## START Material provided
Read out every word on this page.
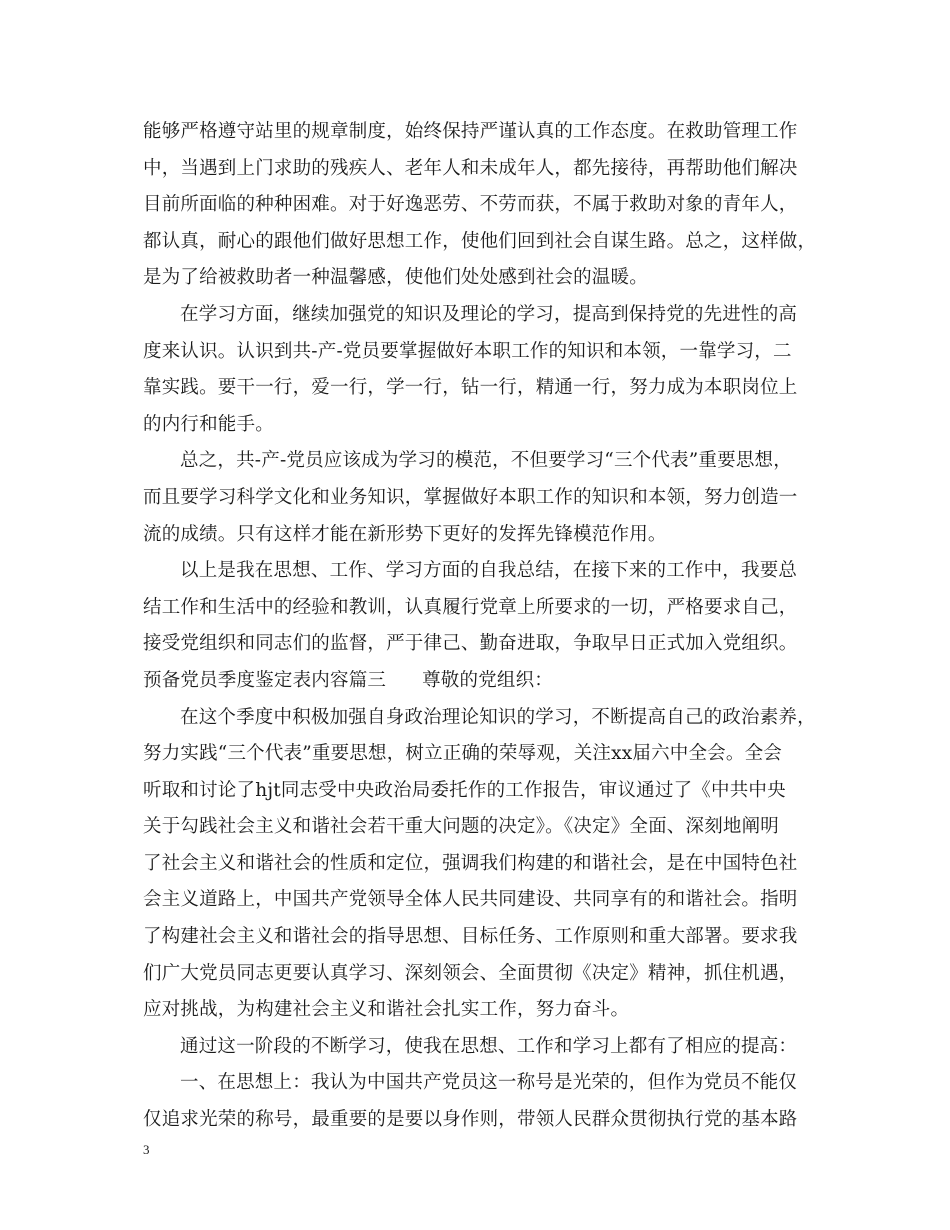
能够严格遵守站里的规章制度，始终保持严谨认真的工作态度。在救助管理工作
中，当遇到上门求助的残疾人、老年人和未成年人，都先接待，再帮助他们解决
目前所面临的种种困难。对于好逸恶劳、不劳而获，不属于救助对象的青年人，
都认真，耐心的跟他们做好思想工作，使他们回到社会自谋生路。总之，这样做，
是为了给被救助者一种温馨感，使他们处处感到社会的温暖。
在学习方面，继续加强党的知识及理论的学习，提高到保持党的先进性的高
度来认识。认识到共-产-党员要掌握做好本职工作的知识和本领，一靠学习，二
靠实践。要干一行，爱一行，学一行，钻一行，精通一行，努力成为本职岗位上
的内行和能手。
总之，共-产-党员应该成为学习的模范，不但要学习“三个代表”重要思想，
而且要学习科学文化和业务知识，掌握做好本职工作的知识和本领，努力创造一
流的成绩。只有这样才能在新形势下更好的发挥先锋模范作用。
以上是我在思想、工作、学习方面的自我总结，在接下来的工作中，我要总
结工作和生活中的经验和教训，认真履行党章上所要求的一切，严格要求自己，
接受党组织和同志们的监督，严于律己、勤奋进取，争取早日正式加入党组织。
预备党员季度鉴定表内容篇三 尊敬的党组织：
在这个季度中积极加强自身政治理论知识的学习，不断提高自己的政治素养，
努力实践“三个代表”重要思想，树立正确的荣辱观，关注xx届六中全会。全会
听取和讨论了hjt同志受中央政治局委托作的工作报告，审议通过了《中共中央
关于勾践社会主义和谐社会若干重大问题的决定》。《决定》全面、深刻地阐明
了社会主义和谐社会的性质和定位，强调我们构建的和谐社会，是在中国特色社
会主义道路上，中国共产党领导全体人民共同建设、共同享有的和谐社会。指明
了构建社会主义和谐社会的指导思想、目标任务、工作原则和重大部署。要求我
们广大党员同志更要认真学习、深刻领会、全面贯彻《决定》精神，抓住机遇，
应对挑战，为构建社会主义和谐社会扎实工作，努力奋斗。
通过这一阶段的不断学习，使我在思想、工作和学习上都有了相应的提高：
一、在思想上：我认为中国共产党员这一称号是光荣的，但作为党员不能仅
仅追求光荣的称号，最重要的是要以身作则，带领人民群众贯彻执行党的基本路
3
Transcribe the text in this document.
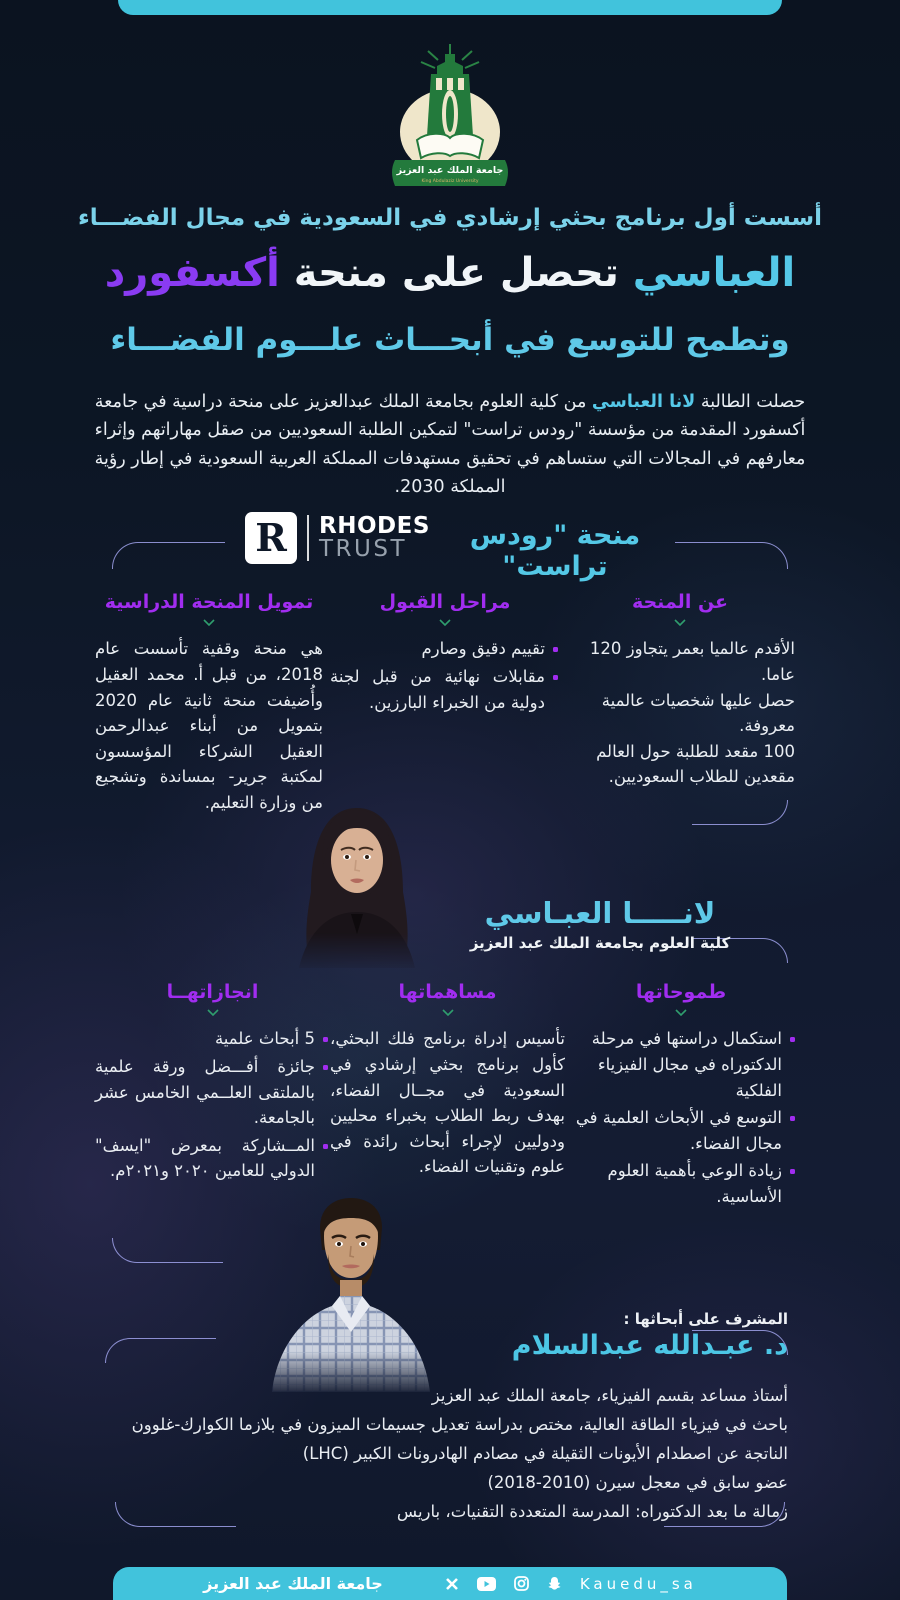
جامعة الملك عبد العزيز
King Abdulaziz University
أسست أول برنامج بحثي إرشادي في السعودية في مجال الفضـــاء
العباسي تحصل على منحة أكسفورد
وتطمح للتوسع في أبحـــاث علـــوم الفضـــاء
حصلت الطالبة لانا العباسي من كلية العلوم بجامعة الملك عبدالعزيز على منحة دراسية في جامعة أكسفورد المقدمة من مؤسسة "رودس تراست" لتمكين الطلبة السعوديين من صقل مهاراتهم وإثراء معارفهم في المجالات التي ستساهم في تحقيق مستهدفات المملكة العربية السعودية في إطار رؤية المملكة 2030.
منحة "رودس تراست"
R	RHODES
TRUST
عن المنحة
الأقدم عالميا بعمر يتجاوز 120 عاما.
حصل عليها شخصيات عالمية معروفة.
100 مقعد للطلبة حول العالم مقعدين للطلاب السعوديين.
مراحل القبول
تقييم دقيق وصارم
مقابلات نهائية من قبل لجنة دولية من الخبراء البارزين.
تمويل المنحة الدراسية
هي منحة وقفية تأسست عام 2018، من قبل أ. محمد العقيل وأُضيفت منحة ثانية عام 2020 بتمويل من أبناء عبدالرحمن العقيل الشركاء المؤسسون لمكتبة جرير- بمساندة وتشجيع من وزارة التعليم.
لانـــــا العبـاسي
كلية العلوم بجامعة الملك عبد العزيز
طموحاتها
استكمال دراستها في مرحلة الدكتوراه في مجال الفيزياء الفلكية
التوسع في الأبحاث العلمية في مجال الفضاء.
زيادة الوعي بأهمية العلوم الأساسية.
مساهماتها
تأسيس إدراة برنامج فلك البحثي، كأول برنامج بحثي إرشادي في السعودية في مجــال الفضاء، بهدف ربط الطلاب بخبراء محليين ودوليين لإجراء أبحاث رائدة في علوم وتقنيات الفضاء.
انجازاتهــا
5 أبحاث علمية
جائزة أفـــضل ورقة علمية بالملتقى العلــمي الخامس عشر بالجامعة.
المــشاركة بمعرض "ايسف" الدولي للعامين ٢٠٢٠ و٢٠٢١م.
المشرف على أبحاثها :
د. عبـدالله عبدالسلام
أستاذ مساعد بقسم الفيزياء، جامعة الملك عبد العزيز
باحث في فيزياء الطاقة العالية، مختص بدراسة تعديل جسيمات الميزون في بلازما الكوارك-غلوون
الناتجة عن اصطدام الأيونات الثقيلة في مصادم الهادرونات الكبير (LHC)
عضو سابق في معجل سيرن (2010-2018)
زمالة ما بعد الدكتوراه: المدرسة المتعددة التقنيات، باريس
جامعة الملك عبد العزيز	Kauedu_sa
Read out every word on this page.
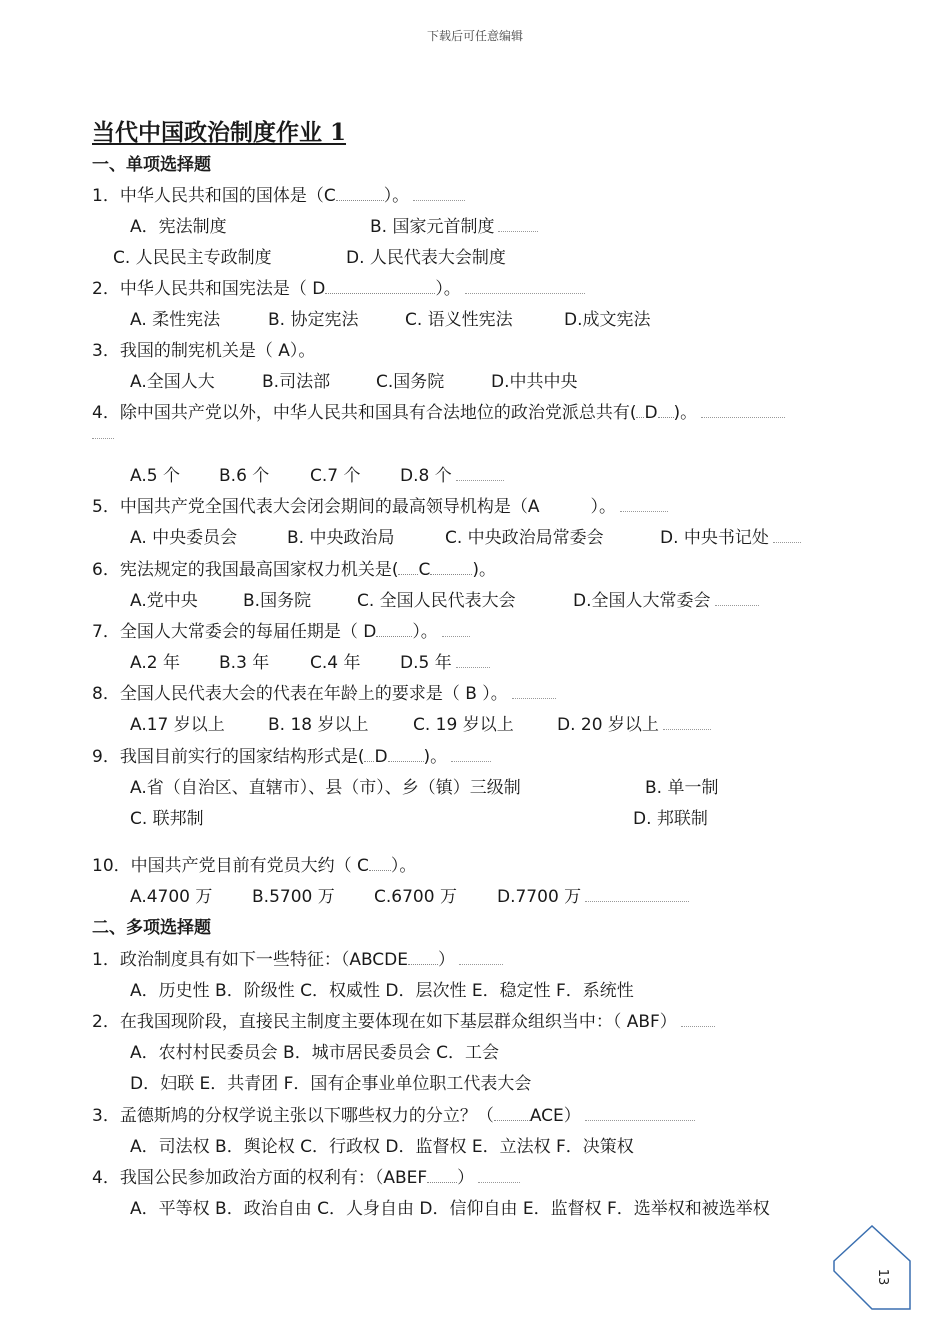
下载后可任意编辑
当代中国政治制度作业 1
一、单项选择题
1．中华人民共和国的国体是（C	）。
A．宪法制度	B. 国家元首制度
C. 人民民主专政制度	D. 人民代表大会制度
2．中华人民共和国宪法是（ D	）。
A. 柔性宪法	B. 协定宪法	C. 语义性宪法	D.成文宪法
3．我国的制宪机关是（ A）。
A.全国人大	B.司法部	C.国务院	D.中共中央
4．除中国共产党以外，中华人民共和国具有合法地位的政治党派总共有( D )。
A.5 个 B.6 个 C.7 个 D.8 个
5．中国共产党全国代表大会闭会期间的最高领导机构是（A　　　）。
A. 中央委员会	B. 中央政治局	C. 中央政治局常委会	D. 中央书记处
6．宪法规定的我国最高国家权力机关是( C )。
A.党中央	B.国务院	C. 全国人民代表大会	D.全国人大常委会
7．全国人大常委会的每届任期是（ D ）。
A.2 年 B.3 年 C.4 年 D.5 年
8．全国人民代表大会的代表在年龄上的要求是（ B ）。
A.17 岁以上	B. 18 岁以上	C. 19 岁以上	D. 20 岁以上
9．我国目前实行的国家结构形式是( D )。
A.省（自治区、直辖市）、县（市）、乡（镇）三级制	B. 单一制
C. 联邦制	D. 邦联制
10．中国共产党目前有党员大约（ C ）。
A.4700 万 B.5700 万 C.6700 万 D.7700 万
二、多项选择题
1．政治制度具有如下一些特征：（ABCDE ）
A．历史性 B．阶级性 C．权威性 D．层次性 E．稳定性 F．系统性
2．在我国现阶段，直接民主制度主要体现在如下基层群众组织当中：（ ABF）
A．农村村民委员会 B．城市居民委员会 C．工会
D．妇联 E．共青团 F．国有企事业单位职工代表大会
3．孟德斯鸠的分权学说主张以下哪些权力的分立？（ ACE）
A．司法权 B．舆论权 C．行政权 D．监督权 E．立法权 F．决策权
4．我国公民参加政治方面的权利有：（ABEF ）
A．平等权 B．政治自由 C．人身自由 D．信仰自由 E．监督权 F．选举权和被选举权
13
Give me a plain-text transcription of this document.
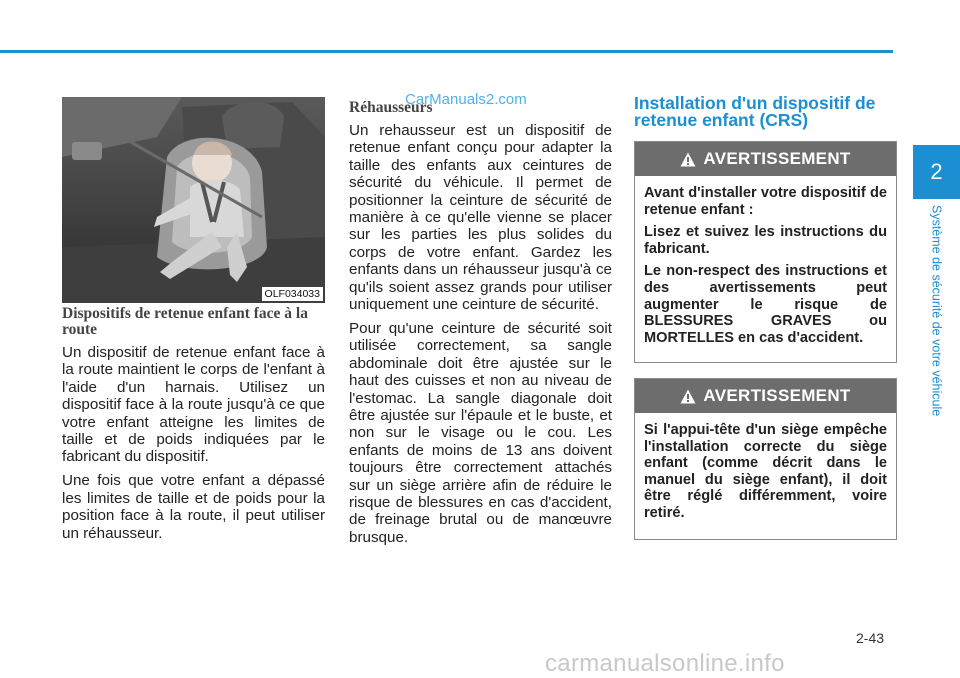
OLF034033
CarManuals2.com
Dispositifs de retenue enfant face à la route

Un dispositif de retenue enfant face à la route maintient le corps de l'enfant à l'aide d'un harnais. Utilisez un dispositif face à la route jusqu'à ce que votre enfant atteigne les limites de taille et de poids indiquées par le fabricant du dispositif.

Une fois que votre enfant a dépassé les limites de taille et de poids pour la position face à la route, il peut utiliser un réhausseur.

Réhausseurs

Un rehausseur est un dispositif de retenue enfant conçu pour adapter la taille des enfants aux ceintures de sécurité du véhicule. Il permet de positionner la ceinture de sécurité de manière à ce qu'elle vienne se placer sur les parties les plus solides du corps de votre enfant. Gardez les enfants dans un réhausseur jusqu'à ce qu'ils soient assez grands pour utiliser uniquement une ceinture de sécurité.

Pour qu'une ceinture de sécurité soit utilisée correctement, sa sangle abdominale doit être ajustée sur le haut des cuisses et non au niveau de l'estomac. La sangle diagonale doit être ajustée sur l'épaule et le buste, et non sur le visage ou le cou. Les enfants de moins de 13 ans doivent toujours être correctement attachés sur un siège arrière afin de réduire le risque de blessures en cas d'accident, de freinage brutal ou de manœuvre brusque.

Installation d'un dispositif de retenue enfant (CRS)
AVERTISSEMENT

Avant d'installer votre dispositif de retenue enfant :

Lisez et suivez les instructions du fabricant.

Le non-respect des instructions et des avertissements peut augmenter le risque de BLESSURES GRAVES ou MORTELLES en cas d'accident.

AVERTISSEMENT

Si l'appui-tête d'un siège empêche l'installation correcte du siège enfant (comme décrit dans le manuel du siège enfant), il doit être réglé différemment, voire retiré.

2
Système de sécurité de votre véhicule
2-43
carmanualsonline.info
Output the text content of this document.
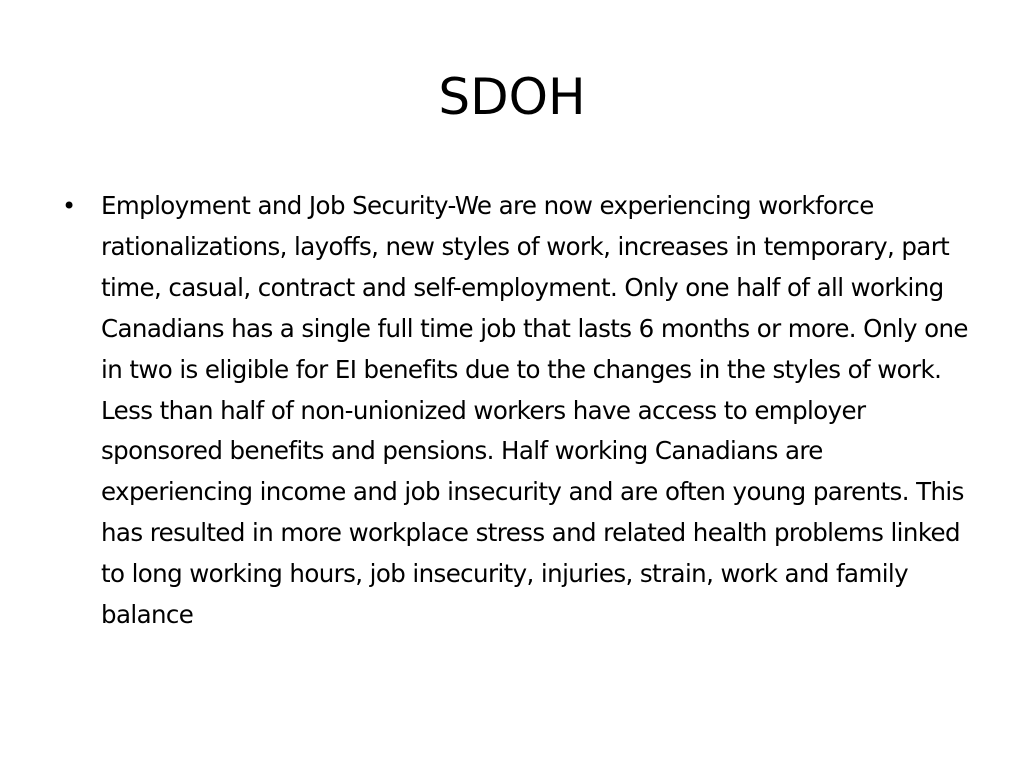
SDOH
• Employment and Job Security-We are now experiencing workforce rationalizations, layoffs, new styles of work, increases in temporary, part time, casual, contract and self-employment. Only one half of all working Canadians has a single full time job that lasts 6 months or more. Only one in two is eligible for EI benefits due to the changes in the styles of work. Less than half of non-unionized workers have access to employer sponsored benefits and pensions. Half working Canadians are experiencing income and job insecurity and are often young parents. This has resulted in more workplace stress and related health problems linked to long working hours, job insecurity, injuries, strain, work and family balance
## END Material provided
Task description
Report how many lines of the records above contain the word "enfants", giving only the number.

Finished exercise
2